**The request**
Take the listing and print it in full, exactly as given.

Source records
★ ★ ★ ★ ★ ★ ★
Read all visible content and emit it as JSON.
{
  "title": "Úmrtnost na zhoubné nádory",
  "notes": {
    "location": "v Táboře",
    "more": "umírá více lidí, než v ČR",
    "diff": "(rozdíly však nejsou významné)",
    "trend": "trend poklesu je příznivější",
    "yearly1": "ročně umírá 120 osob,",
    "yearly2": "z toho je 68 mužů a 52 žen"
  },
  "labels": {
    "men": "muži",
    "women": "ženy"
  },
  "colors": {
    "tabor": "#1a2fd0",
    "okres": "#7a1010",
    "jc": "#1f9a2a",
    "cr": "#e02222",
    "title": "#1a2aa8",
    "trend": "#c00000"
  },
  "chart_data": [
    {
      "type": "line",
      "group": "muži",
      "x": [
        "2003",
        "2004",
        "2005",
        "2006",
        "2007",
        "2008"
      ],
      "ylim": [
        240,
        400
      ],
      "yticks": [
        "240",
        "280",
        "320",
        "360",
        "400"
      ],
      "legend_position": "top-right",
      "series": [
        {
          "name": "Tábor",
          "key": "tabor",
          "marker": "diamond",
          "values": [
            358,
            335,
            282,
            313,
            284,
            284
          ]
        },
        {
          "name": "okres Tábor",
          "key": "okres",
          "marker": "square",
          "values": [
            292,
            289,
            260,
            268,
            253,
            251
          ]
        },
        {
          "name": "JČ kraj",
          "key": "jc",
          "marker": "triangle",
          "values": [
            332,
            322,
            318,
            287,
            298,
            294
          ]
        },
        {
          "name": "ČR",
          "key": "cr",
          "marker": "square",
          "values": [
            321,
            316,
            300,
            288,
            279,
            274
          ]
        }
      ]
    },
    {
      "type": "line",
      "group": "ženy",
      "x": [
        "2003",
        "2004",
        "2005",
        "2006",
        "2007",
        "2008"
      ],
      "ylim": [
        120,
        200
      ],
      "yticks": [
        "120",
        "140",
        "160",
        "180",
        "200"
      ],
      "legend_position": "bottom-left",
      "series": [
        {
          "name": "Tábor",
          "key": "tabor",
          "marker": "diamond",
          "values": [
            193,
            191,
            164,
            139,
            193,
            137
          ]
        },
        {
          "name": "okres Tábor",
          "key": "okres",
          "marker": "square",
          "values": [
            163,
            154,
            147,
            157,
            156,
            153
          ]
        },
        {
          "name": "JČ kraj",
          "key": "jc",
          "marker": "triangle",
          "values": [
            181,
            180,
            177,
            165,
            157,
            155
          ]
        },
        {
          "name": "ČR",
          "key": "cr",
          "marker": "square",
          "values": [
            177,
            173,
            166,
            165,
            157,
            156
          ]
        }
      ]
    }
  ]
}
★ ★ ★ ★ ★ ★ ★
**Exercise answer**
Read all visible content and emit it as JSON.
{
  "title": "Úmrtnost na zhoubné nádory",
  "notes": {
    "location": "v Táboře",
    "more": "umírá více lidí, než v ČR",
    "diff": "(rozdíly však nejsou významné)",
    "trend": "trend poklesu je příznivější",
    "yearly1": "ročně umírá 120 osob,",
    "yearly2": "z toho je 68 mužů a 52 žen"
  },
  "labels": {
    "men": "muži",
    "women": "ženy"
  },
  "colors": {
    "tabor": "#1a2fd0",
    "okres": "#7a1010",
    "jc": "#1f9a2a",
    "cr": "#e02222",
    "title": "#1a2aa8",
    "trend": "#c00000"
  },
  "chart_data": [
    {
      "type": "line",
      "group": "muži",
      "x": [
        "2003",
        "2004",
        "2005",
        "2006",
        "2007",
        "2008"
      ],
      "ylim": [
        240,
        400
      ],
      "yticks": [
        "240",
        "280",
        "320",
        "360",
        "400"
      ],
      "legend_position": "top-right",
      "series": [
        {
          "name": "Tábor",
          "key": "tabor",
          "marker": "diamond",
          "values": [
            358,
            335,
            282,
            313,
            284,
            284
          ]
        },
        {
          "name": "okres Tábor",
          "key": "okres",
          "marker": "square",
          "values": [
            292,
            289,
            260,
            268,
            253,
            251
          ]
        },
        {
          "name": "JČ kraj",
          "key": "jc",
          "marker": "triangle",
          "values": [
            332,
            322,
            318,
            287,
            298,
            294
          ]
        },
        {
          "name": "ČR",
          "key": "cr",
          "marker": "square",
          "values": [
            321,
            316,
            300,
            288,
            279,
            274
          ]
        }
      ]
    },
    {
      "type": "line",
      "group": "ženy",
      "x": [
        "2003",
        "2004",
        "2005",
        "2006",
        "2007",
        "2008"
      ],
      "ylim": [
        120,
        200
      ],
      "yticks": [
        "120",
        "140",
        "160",
        "180",
        "200"
      ],
      "legend_position": "bottom-left",
      "series": [
        {
          "name": "Tábor",
          "key": "tabor",
          "marker": "diamond",
          "values": [
            193,
            191,
            164,
            139,
            193,
            137
          ]
        },
        {
          "name": "okres Tábor",
          "key": "okres",
          "marker": "square",
          "values": [
            163,
            154,
            147,
            157,
            156,
            153
          ]
        },
        {
          "name": "JČ kraj",
          "key": "jc",
          "marker": "triangle",
          "values": [
            181,
            180,
            177,
            165,
            157,
            155
          ]
        },
        {
          "name": "ČR",
          "key": "cr",
          "marker": "square",
          "values": [
            177,
            173,
            166,
            165,
            157,
            156
          ]
        }
      ]
    }
  ]
}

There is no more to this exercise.